Given task
Turn the material starting at the line with "Itemize the components" and ending at the line with "216, 812, 268]", both lines included, into a two-column CSV headed input and output, one row per item, each field quoted and with line breaks changed to spaces. Leave the pictures out.

+++ Material

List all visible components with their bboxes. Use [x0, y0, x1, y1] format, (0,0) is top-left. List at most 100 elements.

++++++
+++ Material

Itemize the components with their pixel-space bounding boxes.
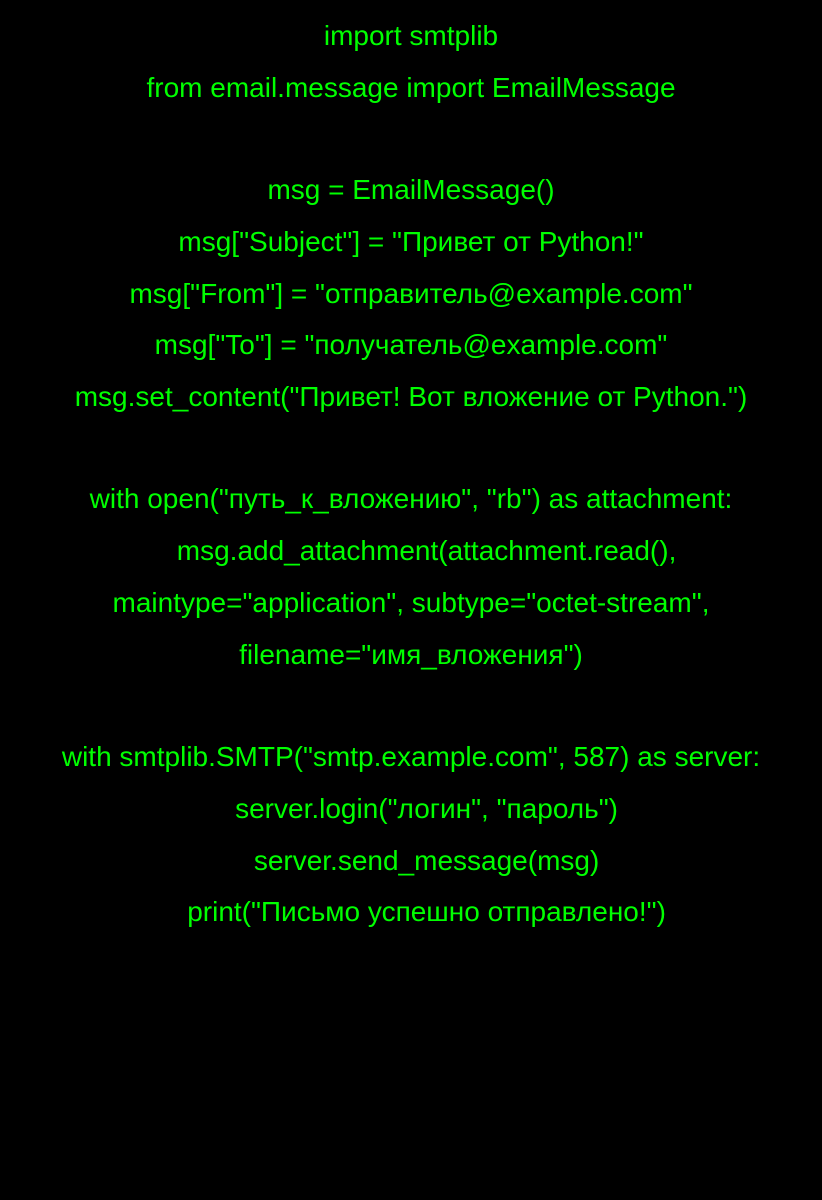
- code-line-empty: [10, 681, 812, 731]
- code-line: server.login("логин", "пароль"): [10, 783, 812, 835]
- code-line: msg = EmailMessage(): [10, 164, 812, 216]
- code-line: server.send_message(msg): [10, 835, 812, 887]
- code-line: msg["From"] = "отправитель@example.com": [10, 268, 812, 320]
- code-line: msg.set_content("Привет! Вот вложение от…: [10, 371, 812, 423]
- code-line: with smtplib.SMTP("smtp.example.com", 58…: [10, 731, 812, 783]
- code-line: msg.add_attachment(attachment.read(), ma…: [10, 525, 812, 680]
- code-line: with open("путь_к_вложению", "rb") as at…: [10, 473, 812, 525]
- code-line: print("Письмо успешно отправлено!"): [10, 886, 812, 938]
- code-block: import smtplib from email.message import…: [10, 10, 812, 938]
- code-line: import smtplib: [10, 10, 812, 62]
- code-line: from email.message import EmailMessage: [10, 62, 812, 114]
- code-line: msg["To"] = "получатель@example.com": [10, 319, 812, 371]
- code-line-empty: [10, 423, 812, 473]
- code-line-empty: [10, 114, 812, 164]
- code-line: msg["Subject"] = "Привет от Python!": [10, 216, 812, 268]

++++++
+++ Material

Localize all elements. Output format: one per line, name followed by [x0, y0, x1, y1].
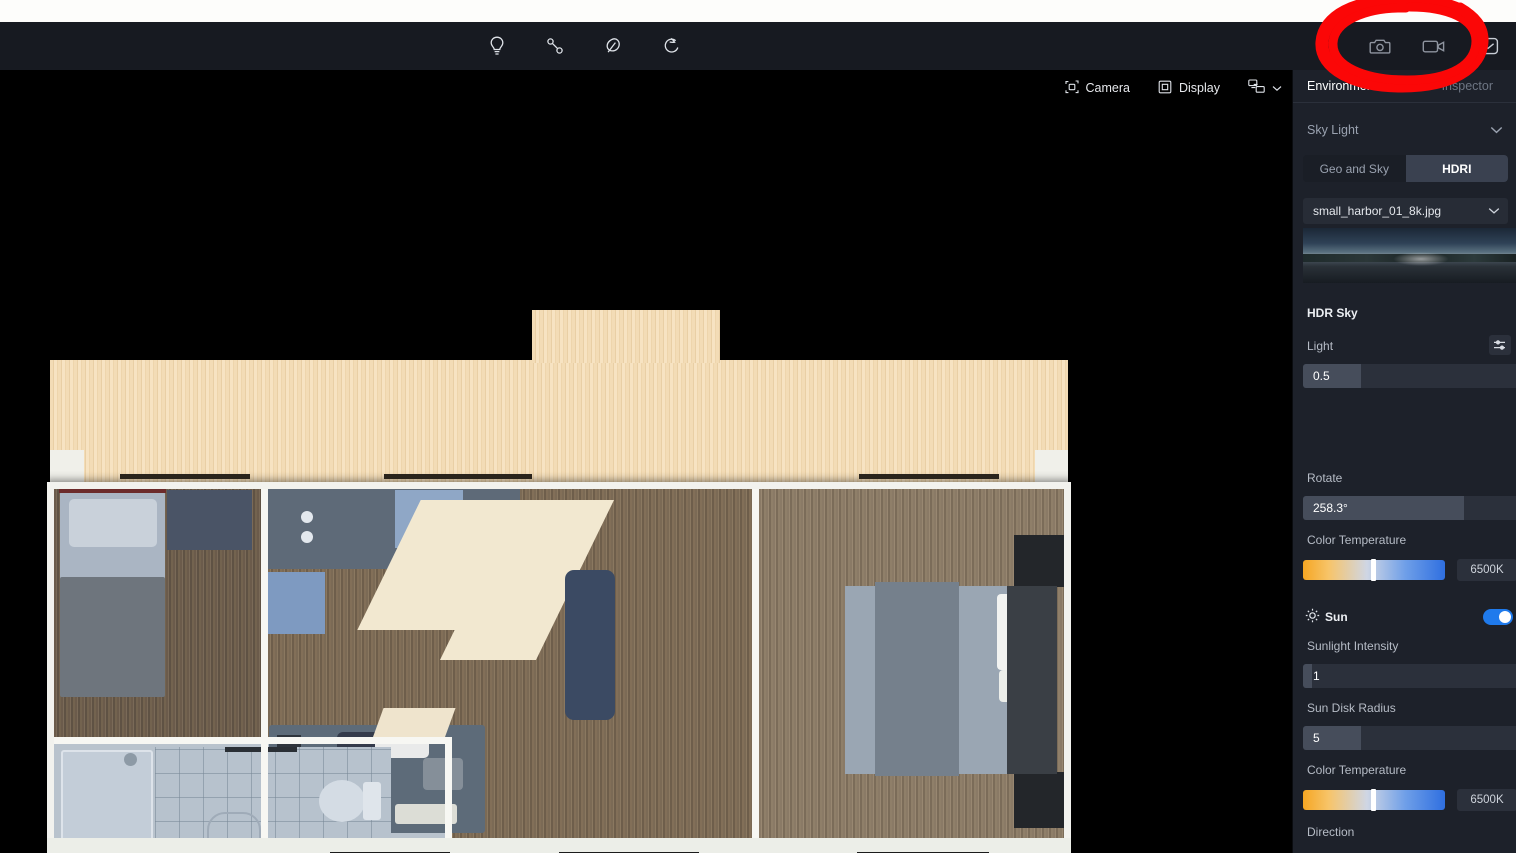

++++++

Correct response
input,output
"Itemize the components with their pixel-space bounding boxes.","- code-line-empty: [10, 681, 812, 731] - code-line: server.login(""логин"", ""пароль""): [10, 783, 812, 835] - code-line: msg = EmailMessage(): [10, 164, 812, 216] - code-line: server.send_message(msg): [10, 835, 812, 887] - code-line: msg[""From""] = ""отправитель@example.com"": [10, 268, 812, 320] - code-line: msg.set_content(""Привет! Вот вложение от…: [10, 371, 812, 423] - code-line: with smtplib.SMTP(""smtp.example.com"", 58…: [10, 731, 812, 783] - code-line: msg.add_attachment(attachment.read(), ma…: [10, 525, 812, 680] - code-line: with open(""путь_к_вложению"", ""rb"") as at…: [10, 473, 812, 525] - code-line: print(""Письмо успешно отправлено!""): [10, 886, 812, 938] - code-block: import smtplib from email.message import…: [10, 10, 812, 938] - code-line: import smtplib: [10, 10, 812, 62] - code-line: from email.message import EmailMessage: [10, 62, 812, 114] - code-line: msg[""To""] = ""получатель@example.com"": [10, 319, 812, 371] - code-line-empty: [10, 423, 812, 473] - code-line-empty: [10, 114, 812, 164] - code-line: msg[""Subject""] = ""Привет от Python!"": [10, 216, 812, 268]"